(WHAT YOU NEED TO DO) The records below must be transcribed exactly. Do not include the pictures.

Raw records

** Start **

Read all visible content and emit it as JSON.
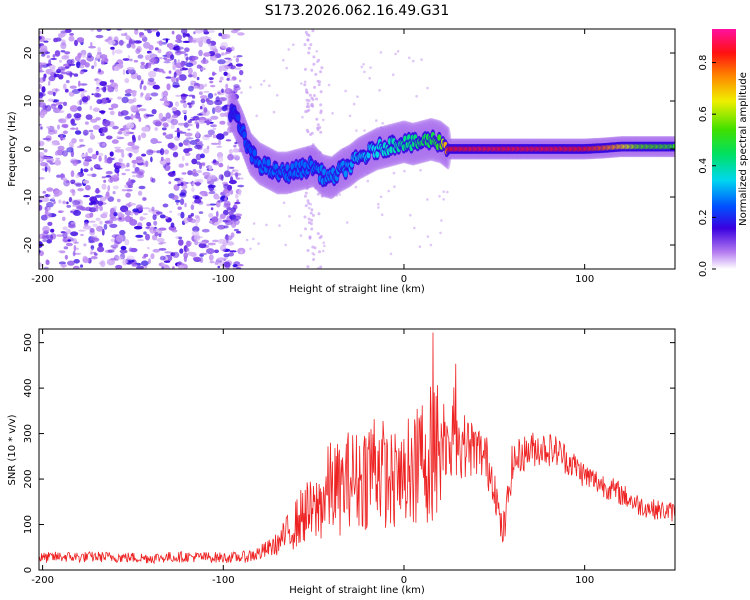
{
  "chart_data": [
    {
      "type": "heatmap",
      "title": "S173.2026.062.16.49.G31",
      "xlabel": "Height of straight line (km)",
      "ylabel": "Frequency (Hz)",
      "xlim": [
        -202,
        150
      ],
      "ylim": [
        -25,
        25
      ],
      "xticks": [
        -200,
        -100,
        0,
        100
      ],
      "xtick_labels": [
        "-200",
        "-100",
        "0",
        "100"
      ],
      "yticks": [
        -20,
        -10,
        0,
        10,
        20
      ],
      "ytick_labels": [
        "-20",
        "-10",
        "0",
        "10",
        "20"
      ],
      "colorbar": {
        "label": "Normalized spectral amplitude",
        "range": [
          0.0,
          0.93
        ],
        "ticks": [
          0.0,
          0.2,
          0.4,
          0.6,
          0.8
        ],
        "tick_labels": [
          "0.0",
          "0.2",
          "0.4",
          "0.6",
          "0.8"
        ]
      },
      "ridge": {
        "x": [
          -95,
          -90,
          -85,
          -80,
          -75,
          -70,
          -65,
          -60,
          -55,
          -50,
          -45,
          -40,
          -35,
          -30,
          -25,
          -20,
          -15,
          -10,
          -5,
          0,
          5,
          10,
          15,
          20,
          25,
          40,
          60,
          80,
          100,
          110,
          120,
          130,
          150
        ],
        "y": [
          8,
          4,
          -1,
          -3,
          -4,
          -5,
          -5,
          -4.5,
          -4,
          -3.5,
          -5.5,
          -6,
          -4.5,
          -3.5,
          -2,
          -1,
          0,
          0.5,
          1,
          1.5,
          1,
          1.5,
          2,
          1.5,
          0,
          0,
          0,
          0,
          0,
          0.2,
          0.5,
          0.5,
          0.5
        ],
        "amplitude": [
          0.2,
          0.25,
          0.25,
          0.28,
          0.28,
          0.28,
          0.28,
          0.28,
          0.28,
          0.28,
          0.3,
          0.3,
          0.3,
          0.32,
          0.35,
          0.35,
          0.38,
          0.4,
          0.42,
          0.45,
          0.45,
          0.5,
          0.5,
          0.55,
          0.9,
          0.92,
          0.92,
          0.92,
          0.9,
          0.85,
          0.75,
          0.6,
          0.55
        ]
      }
    },
    {
      "type": "line",
      "xlabel": "Height of straight line (km)",
      "ylabel": "SNR (10 * v/v)",
      "xlim": [
        -202,
        150
      ],
      "ylim": [
        0,
        530
      ],
      "xticks": [
        -200,
        -100,
        0,
        100
      ],
      "xtick_labels": [
        "-200",
        "-100",
        "0",
        "100"
      ],
      "yticks": [
        0,
        100,
        200,
        300,
        400,
        500
      ],
      "ytick_labels": [
        "0",
        "100",
        "200",
        "300",
        "400",
        "500"
      ],
      "color": "#ee2222",
      "series": [
        {
          "name": "SNR",
          "x": [
            -202,
            -190,
            -180,
            -170,
            -160,
            -150,
            -140,
            -130,
            -120,
            -110,
            -100,
            -90,
            -85,
            -80,
            -75,
            -70,
            -65,
            -60,
            -55,
            -50,
            -45,
            -40,
            -35,
            -30,
            -25,
            -20,
            -15,
            -10,
            -5,
            0,
            5,
            10,
            15,
            20,
            25,
            30,
            35,
            40,
            45,
            50,
            52,
            54,
            56,
            58,
            60,
            65,
            70,
            75,
            80,
            85,
            90,
            95,
            100,
            110,
            120,
            130,
            140,
            150
          ],
          "y": [
            25,
            28,
            27,
            28,
            27,
            26,
            25,
            27,
            28,
            27,
            26,
            27,
            30,
            35,
            45,
            55,
            75,
            95,
            120,
            115,
            145,
            175,
            165,
            195,
            185,
            205,
            230,
            190,
            180,
            185,
            200,
            230,
            245,
            255,
            275,
            270,
            265,
            260,
            240,
            190,
            130,
            80,
            95,
            170,
            230,
            250,
            260,
            265,
            262,
            258,
            240,
            225,
            205,
            185,
            165,
            140,
            130,
            125
          ],
          "spread": [
            12,
            12,
            12,
            12,
            12,
            12,
            12,
            12,
            12,
            12,
            12,
            12,
            15,
            18,
            20,
            25,
            40,
            55,
            70,
            75,
            90,
            110,
            100,
            110,
            110,
            130,
            140,
            110,
            110,
            110,
            120,
            150,
            160,
            160,
            90,
            80,
            70,
            60,
            60,
            50,
            45,
            40,
            40,
            45,
            45,
            40,
            40,
            40,
            38,
            35,
            35,
            30,
            30,
            28,
            26,
            24,
            22,
            22
          ]
        }
      ]
    }
  ]
}
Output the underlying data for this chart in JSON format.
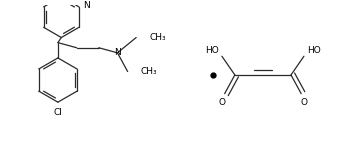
{
  "bg_color": "#ffffff",
  "line_color": "#2a2a2a",
  "text_color": "#000000",
  "font_size": 6.5,
  "line_width": 0.9,
  "figsize": [
    3.54,
    1.42
  ],
  "dpi": 100,
  "xlim": [
    0,
    10
  ],
  "ylim": [
    0,
    4
  ]
}
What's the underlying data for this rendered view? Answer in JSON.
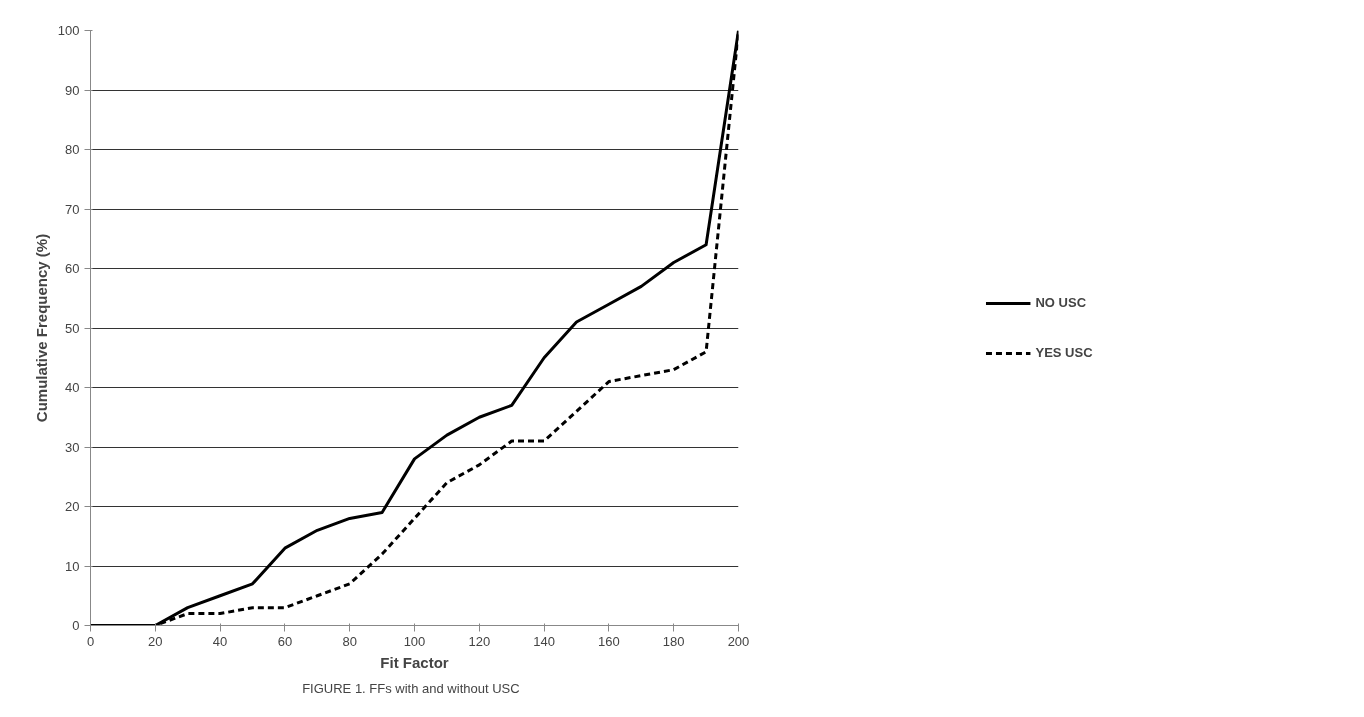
{
  "chart_data": {
    "type": "line",
    "xlabel": "Fit Factor",
    "ylabel": "Cumulative Frequency (%)",
    "x": [
      0,
      10,
      20,
      30,
      40,
      50,
      60,
      70,
      80,
      90,
      100,
      110,
      120,
      130,
      140,
      150,
      160,
      170,
      180,
      190,
      200
    ],
    "series": [
      {
        "name": "NO USC",
        "color": "#000000",
        "line_style": "solid",
        "values": [
          0,
          0,
          0,
          3,
          5,
          7,
          13,
          16,
          18,
          19,
          28,
          32,
          35,
          37,
          45,
          51,
          54,
          57,
          61,
          64,
          100
        ]
      },
      {
        "name": "YES USC",
        "color": "#000000",
        "line_style": "dashed",
        "values": [
          0,
          0,
          0,
          2,
          2,
          3,
          3,
          5,
          7,
          12,
          18,
          24,
          27,
          31,
          31,
          36,
          41,
          42,
          43,
          46,
          100
        ]
      }
    ],
    "xlim": [
      0,
      200
    ],
    "xticks": [
      0,
      20,
      40,
      60,
      80,
      100,
      120,
      140,
      160,
      180,
      200
    ],
    "ylim": [
      0,
      100
    ],
    "yticks": [
      0,
      10,
      20,
      30,
      40,
      50,
      60,
      70,
      80,
      90,
      100
    ],
    "grid": "y",
    "legend": "right",
    "marker": "none",
    "annotations": [
      "FIGURE 1.   FFs with and without USC"
    ]
  }
}
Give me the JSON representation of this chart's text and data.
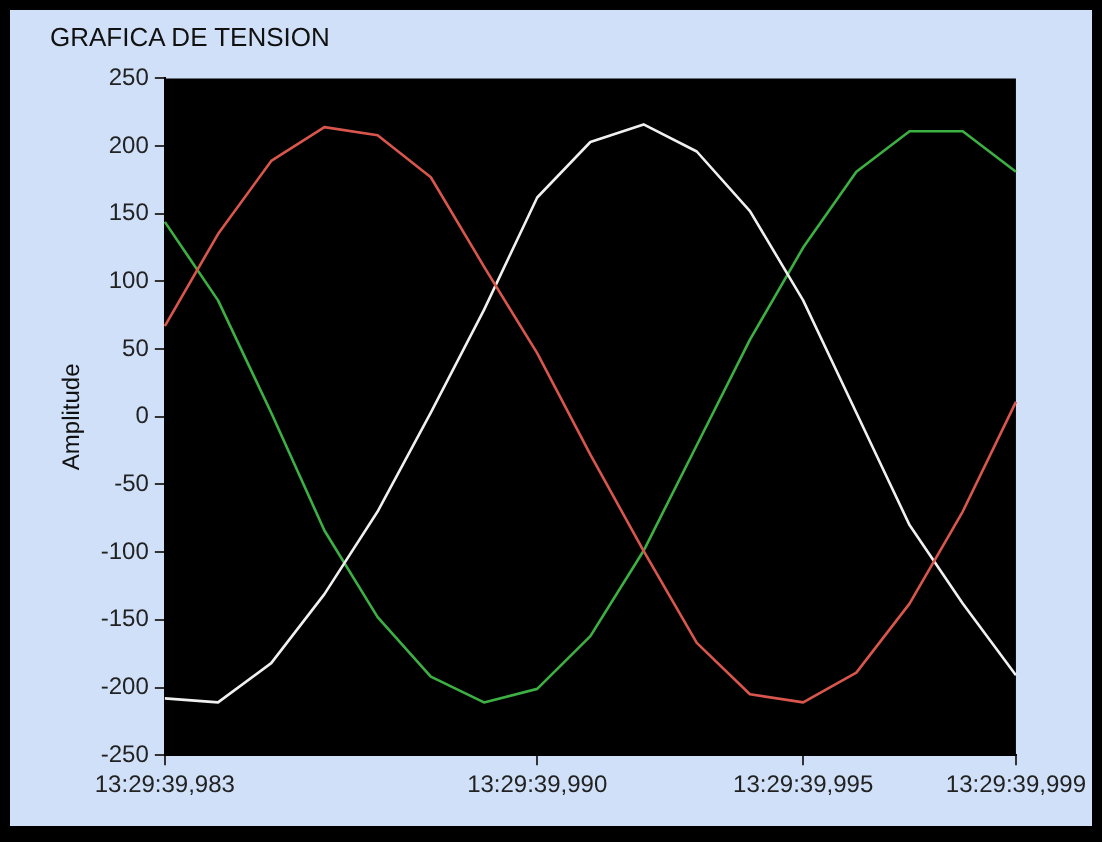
{
  "chart_data": {
    "type": "line",
    "title": "GRAFICA DE TENSION",
    "ylabel": "Amplitude",
    "categories": [
      "13:29:39,983",
      null,
      null,
      null,
      null,
      null,
      null,
      "13:29:39,990",
      null,
      null,
      null,
      null,
      "13:29:39,995",
      null,
      null,
      null,
      "13:29:39,999"
    ],
    "series": [
      {
        "color": "#d9564c",
        "values": [
          67,
          135,
          189,
          214,
          208,
          177,
          111,
          47,
          -28,
          -99,
          -167,
          -205,
          -211,
          -189,
          -138,
          -70,
          11
        ]
      },
      {
        "color": "#f0f0f0",
        "values": [
          -208,
          -211,
          -182,
          -131,
          -70,
          3,
          79,
          162,
          203,
          216,
          196,
          152,
          86,
          3,
          -80,
          -138,
          -191
        ]
      },
      {
        "color": "#3cb043",
        "values": [
          144,
          86,
          3,
          -84,
          -148,
          -192,
          -211,
          -201,
          -162,
          -99,
          -21,
          57,
          125,
          181,
          211,
          211,
          181
        ]
      }
    ],
    "ylim": [
      -250,
      250
    ],
    "yticks": [
      -250,
      -200,
      -150,
      -100,
      -50,
      0,
      50,
      100,
      150,
      200,
      250
    ],
    "grid": false,
    "legend": false,
    "marker": "none",
    "line_style": "solid"
  }
}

** End **

(ANSWER BELOW)
Read all visible content and emit it as JSON.
{
  "chart_data": [
    {
      "type": "heatmap",
      "title": "S173.2026.062.16.49.G31",
      "xlabel": "Height of straight line (km)",
      "ylabel": "Frequency (Hz)",
      "xlim": [
        -202,
        150
      ],
      "ylim": [
        -25,
        25
      ],
      "xticks": [
        -200,
        -100,
        0,
        100
      ],
      "xtick_labels": [
        "-200",
        "-100",
        "0",
        "100"
      ],
      "yticks": [
        -20,
        -10,
        0,
        10,
        20
      ],
      "ytick_labels": [
        "-20",
        "-10",
        "0",
        "10",
        "20"
      ],
      "colorbar": {
        "label": "Normalized spectral amplitude",
        "range": [
          0.0,
          0.93
        ],
        "ticks": [
          0.0,
          0.2,
          0.4,
          0.6,
          0.8
        ],
        "tick_labels": [
          "0.0",
          "0.2",
          "0.4",
          "0.6",
          "0.8"
        ]
      },
      "ridge": {
        "x": [
          -95,
          -90,
          -85,
          -80,
          -75,
          -70,
          -65,
          -60,
          -55,
          -50,
          -45,
          -40,
          -35,
          -30,
          -25,
          -20,
          -15,
          -10,
          -5,
          0,
          5,
          10,
          15,
          20,
          25,
          40,
          60,
          80,
          100,
          110,
          120,
          130,
          150
        ],
        "y": [
          8,
          4,
          -1,
          -3,
          -4,
          -5,
          -5,
          -4.5,
          -4,
          -3.5,
          -5.5,
          -6,
          -4.5,
          -3.5,
          -2,
          -1,
          0,
          0.5,
          1,
          1.5,
          1,
          1.5,
          2,
          1.5,
          0,
          0,
          0,
          0,
          0,
          0.2,
          0.5,
          0.5,
          0.5
        ],
        "amplitude": [
          0.2,
          0.25,
          0.25,
          0.28,
          0.28,
          0.28,
          0.28,
          0.28,
          0.28,
          0.28,
          0.3,
          0.3,
          0.3,
          0.32,
          0.35,
          0.35,
          0.38,
          0.4,
          0.42,
          0.45,
          0.45,
          0.5,
          0.5,
          0.55,
          0.9,
          0.92,
          0.92,
          0.92,
          0.9,
          0.85,
          0.75,
          0.6,
          0.55
        ]
      }
    },
    {
      "type": "line",
      "xlabel": "Height of straight line (km)",
      "ylabel": "SNR (10 * v/v)",
      "xlim": [
        -202,
        150
      ],
      "ylim": [
        0,
        530
      ],
      "xticks": [
        -200,
        -100,
        0,
        100
      ],
      "xtick_labels": [
        "-200",
        "-100",
        "0",
        "100"
      ],
      "yticks": [
        0,
        100,
        200,
        300,
        400,
        500
      ],
      "ytick_labels": [
        "0",
        "100",
        "200",
        "300",
        "400",
        "500"
      ],
      "color": "#ee2222",
      "series": [
        {
          "name": "SNR",
          "x": [
            -202,
            -190,
            -180,
            -170,
            -160,
            -150,
            -140,
            -130,
            -120,
            -110,
            -100,
            -90,
            -85,
            -80,
            -75,
            -70,
            -65,
            -60,
            -55,
            -50,
            -45,
            -40,
            -35,
            -30,
            -25,
            -20,
            -15,
            -10,
            -5,
            0,
            5,
            10,
            15,
            20,
            25,
            30,
            35,
            40,
            45,
            50,
            52,
            54,
            56,
            58,
            60,
            65,
            70,
            75,
            80,
            85,
            90,
            95,
            100,
            110,
            120,
            130,
            140,
            150
          ],
          "y": [
            25,
            28,
            27,
            28,
            27,
            26,
            25,
            27,
            28,
            27,
            26,
            27,
            30,
            35,
            45,
            55,
            75,
            95,
            120,
            115,
            145,
            175,
            165,
            195,
            185,
            205,
            230,
            190,
            180,
            185,
            200,
            230,
            245,
            255,
            275,
            270,
            265,
            260,
            240,
            190,
            130,
            80,
            95,
            170,
            230,
            250,
            260,
            265,
            262,
            258,
            240,
            225,
            205,
            185,
            165,
            140,
            130,
            125
          ],
          "spread": [
            12,
            12,
            12,
            12,
            12,
            12,
            12,
            12,
            12,
            12,
            12,
            12,
            15,
            18,
            20,
            25,
            40,
            55,
            70,
            75,
            90,
            110,
            100,
            110,
            110,
            130,
            140,
            110,
            110,
            110,
            120,
            150,
            160,
            160,
            90,
            80,
            70,
            60,
            60,
            50,
            45,
            40,
            40,
            45,
            45,
            40,
            40,
            40,
            38,
            35,
            35,
            30,
            30,
            28,
            26,
            24,
            22,
            22
          ]
        }
      ]
    }
  ]
}
Output the underlying data for this chart in JSON format.
{
  "bg_color": "#ffffff",
  "line_color": "#2a2a2a",
  "text_color": "#000000",
  "font_size": 6.5,
  "line_width": 0.9,
  "figsize": [
    3.54,
    1.42
  ],
  "dpi": 100,
  "xlim": [
    0,
    10
  ],
  "ylim": [
    0,
    4
  ]
}
What's the underlying data for this rendered view? Answer in JSON.
{
  "chart_data": {
    "type": "line",
    "xlabel": "Fit Factor",
    "ylabel": "Cumulative Frequency (%)",
    "x": [
      0,
      10,
      20,
      30,
      40,
      50,
      60,
      70,
      80,
      90,
      100,
      110,
      120,
      130,
      140,
      150,
      160,
      170,
      180,
      190,
      200
    ],
    "series": [
      {
        "name": "NO USC",
        "color": "#000000",
        "line_style": "solid",
        "values": [
          0,
          0,
          0,
          3,
          5,
          7,
          13,
          16,
          18,
          19,
          28,
          32,
          35,
          37,
          45,
          51,
          54,
          57,
          61,
          64,
          100
        ]
      },
      {
        "name": "YES USC",
        "color": "#000000",
        "line_style": "dashed",
        "values": [
          0,
          0,
          0,
          2,
          2,
          3,
          3,
          5,
          7,
          12,
          18,
          24,
          27,
          31,
          31,
          36,
          41,
          42,
          43,
          46,
          100
        ]
      }
    ],
    "xlim": [
      0,
      200
    ],
    "xticks": [
      0,
      20,
      40,
      60,
      80,
      100,
      120,
      140,
      160,
      180,
      200
    ],
    "ylim": [
      0,
      100
    ],
    "yticks": [
      0,
      10,
      20,
      30,
      40,
      50,
      60,
      70,
      80,
      90,
      100
    ],
    "grid": "y",
    "legend": "right",
    "marker": "none",
    "annotations": [
      "FIGURE 1.   FFs with and without USC"
    ]
  }
}
Give me the JSON representation of this chart's text and data.
{
  "chart_data": {
    "type": "line",
    "title": "GRAFICA DE TENSION",
    "ylabel": "Amplitude",
    "categories": [
      "13:29:39,983",
      null,
      null,
      null,
      null,
      null,
      null,
      "13:29:39,990",
      null,
      null,
      null,
      null,
      "13:29:39,995",
      null,
      null,
      null,
      "13:29:39,999"
    ],
    "series": [
      {
        "color": "#d9564c",
        "values": [
          67,
          135,
          189,
          214,
          208,
          177,
          111,
          47,
          -28,
          -99,
          -167,
          -205,
          -211,
          -189,
          -138,
          -70,
          11
        ]
      },
      {
        "color": "#f0f0f0",
        "values": [
          -208,
          -211,
          -182,
          -131,
          -70,
          3,
          79,
          162,
          203,
          216,
          196,
          152,
          86,
          3,
          -80,
          -138,
          -191
        ]
      },
      {
        "color": "#3cb043",
        "values": [
          144,
          86,
          3,
          -84,
          -148,
          -192,
          -211,
          -201,
          -162,
          -99,
          -21,
          57,
          125,
          181,
          211,
          211,
          181
        ]
      }
    ],
    "ylim": [
      -250,
      250
    ],
    "yticks": [
      -250,
      -200,
      -150,
      -100,
      -50,
      0,
      50,
      100,
      150,
      200,
      250
    ],
    "grid": false,
    "legend": false,
    "marker": "none",
    "line_style": "solid"
  }
}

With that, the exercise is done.